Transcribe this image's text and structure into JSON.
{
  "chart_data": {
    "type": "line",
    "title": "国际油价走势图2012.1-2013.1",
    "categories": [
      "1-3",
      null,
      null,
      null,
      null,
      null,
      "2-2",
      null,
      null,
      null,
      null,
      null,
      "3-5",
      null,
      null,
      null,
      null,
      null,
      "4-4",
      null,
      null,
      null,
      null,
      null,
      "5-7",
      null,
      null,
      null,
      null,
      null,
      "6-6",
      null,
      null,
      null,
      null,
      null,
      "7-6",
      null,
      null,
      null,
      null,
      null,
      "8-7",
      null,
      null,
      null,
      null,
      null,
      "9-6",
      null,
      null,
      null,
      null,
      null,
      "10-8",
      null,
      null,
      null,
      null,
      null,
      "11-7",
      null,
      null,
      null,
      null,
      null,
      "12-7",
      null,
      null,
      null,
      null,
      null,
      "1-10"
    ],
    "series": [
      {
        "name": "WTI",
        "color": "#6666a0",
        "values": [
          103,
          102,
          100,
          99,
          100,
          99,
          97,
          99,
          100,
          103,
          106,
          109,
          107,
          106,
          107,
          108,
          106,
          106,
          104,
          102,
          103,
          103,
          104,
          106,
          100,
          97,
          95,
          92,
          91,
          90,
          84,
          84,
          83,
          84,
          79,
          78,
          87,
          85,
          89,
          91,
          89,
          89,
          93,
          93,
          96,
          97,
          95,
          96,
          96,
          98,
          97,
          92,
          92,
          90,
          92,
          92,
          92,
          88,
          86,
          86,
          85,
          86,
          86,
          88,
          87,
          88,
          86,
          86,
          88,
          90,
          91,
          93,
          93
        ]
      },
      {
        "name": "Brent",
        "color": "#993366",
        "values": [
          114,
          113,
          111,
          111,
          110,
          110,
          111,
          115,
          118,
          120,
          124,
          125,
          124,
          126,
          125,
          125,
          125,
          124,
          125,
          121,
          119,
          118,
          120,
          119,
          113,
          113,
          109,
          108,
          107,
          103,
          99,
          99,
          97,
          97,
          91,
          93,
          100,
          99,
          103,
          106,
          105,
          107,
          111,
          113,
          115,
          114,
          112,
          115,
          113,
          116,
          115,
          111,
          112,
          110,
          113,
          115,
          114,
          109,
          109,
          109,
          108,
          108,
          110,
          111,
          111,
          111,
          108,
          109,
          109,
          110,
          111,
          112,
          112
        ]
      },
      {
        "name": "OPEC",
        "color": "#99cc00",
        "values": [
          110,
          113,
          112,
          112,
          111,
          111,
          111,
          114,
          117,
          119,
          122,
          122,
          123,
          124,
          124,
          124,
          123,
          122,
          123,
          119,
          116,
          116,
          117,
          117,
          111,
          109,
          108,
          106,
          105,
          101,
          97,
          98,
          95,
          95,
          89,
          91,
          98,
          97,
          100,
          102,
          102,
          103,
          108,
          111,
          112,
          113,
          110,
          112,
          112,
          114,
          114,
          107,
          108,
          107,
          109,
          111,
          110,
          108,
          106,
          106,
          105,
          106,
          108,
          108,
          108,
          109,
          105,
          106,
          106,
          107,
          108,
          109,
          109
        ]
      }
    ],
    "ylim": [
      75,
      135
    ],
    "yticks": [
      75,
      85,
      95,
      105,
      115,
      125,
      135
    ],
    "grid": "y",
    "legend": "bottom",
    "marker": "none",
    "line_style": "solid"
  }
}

■ ■ ■ ■ ■

| Aim of the task |
Repeat all of the records above exactly as written.

| Complete answer |
Transcribe this image's text and structure into JSON.
{
  "chart_data": {
    "type": "line",
    "title": "国际油价走势图2012.1-2013.1",
    "categories": [
      "1-3",
      null,
      null,
      null,
      null,
      null,
      "2-2",
      null,
      null,
      null,
      null,
      null,
      "3-5",
      null,
      null,
      null,
      null,
      null,
      "4-4",
      null,
      null,
      null,
      null,
      null,
      "5-7",
      null,
      null,
      null,
      null,
      null,
      "6-6",
      null,
      null,
      null,
      null,
      null,
      "7-6",
      null,
      null,
      null,
      null,
      null,
      "8-7",
      null,
      null,
      null,
      null,
      null,
      "9-6",
      null,
      null,
      null,
      null,
      null,
      "10-8",
      null,
      null,
      null,
      null,
      null,
      "11-7",
      null,
      null,
      null,
      null,
      null,
      "12-7",
      null,
      null,
      null,
      null,
      null,
      "1-10"
    ],
    "series": [
      {
        "name": "WTI",
        "color": "#6666a0",
        "values": [
          103,
          102,
          100,
          99,
          100,
          99,
          97,
          99,
          100,
          103,
          106,
          109,
          107,
          106,
          107,
          108,
          106,
          106,
          104,
          102,
          103,
          103,
          104,
          106,
          100,
          97,
          95,
          92,
          91,
          90,
          84,
          84,
          83,
          84,
          79,
          78,
          87,
          85,
          89,
          91,
          89,
          89,
          93,
          93,
          96,
          97,
          95,
          96,
          96,
          98,
          97,
          92,
          92,
          90,
          92,
          92,
          92,
          88,
          86,
          86,
          85,
          86,
          86,
          88,
          87,
          88,
          86,
          86,
          88,
          90,
          91,
          93,
          93
        ]
      },
      {
        "name": "Brent",
        "color": "#993366",
        "values": [
          114,
          113,
          111,
          111,
          110,
          110,
          111,
          115,
          118,
          120,
          124,
          125,
          124,
          126,
          125,
          125,
          125,
          124,
          125,
          121,
          119,
          118,
          120,
          119,
          113,
          113,
          109,
          108,
          107,
          103,
          99,
          99,
          97,
          97,
          91,
          93,
          100,
          99,
          103,
          106,
          105,
          107,
          111,
          113,
          115,
          114,
          112,
          115,
          113,
          116,
          115,
          111,
          112,
          110,
          113,
          115,
          114,
          109,
          109,
          109,
          108,
          108,
          110,
          111,
          111,
          111,
          108,
          109,
          109,
          110,
          111,
          112,
          112
        ]
      },
      {
        "name": "OPEC",
        "color": "#99cc00",
        "values": [
          110,
          113,
          112,
          112,
          111,
          111,
          111,
          114,
          117,
          119,
          122,
          122,
          123,
          124,
          124,
          124,
          123,
          122,
          123,
          119,
          116,
          116,
          117,
          117,
          111,
          109,
          108,
          106,
          105,
          101,
          97,
          98,
          95,
          95,
          89,
          91,
          98,
          97,
          100,
          102,
          102,
          103,
          108,
          111,
          112,
          113,
          110,
          112,
          112,
          114,
          114,
          107,
          108,
          107,
          109,
          111,
          110,
          108,
          106,
          106,
          105,
          106,
          108,
          108,
          108,
          109,
          105,
          106,
          106,
          107,
          108,
          109,
          109
        ]
      }
    ],
    "ylim": [
      75,
      135
    ],
    "yticks": [
      75,
      85,
      95,
      105,
      115,
      125,
      135
    ],
    "grid": "y",
    "legend": "bottom",
    "marker": "none",
    "line_style": "solid"
  }
}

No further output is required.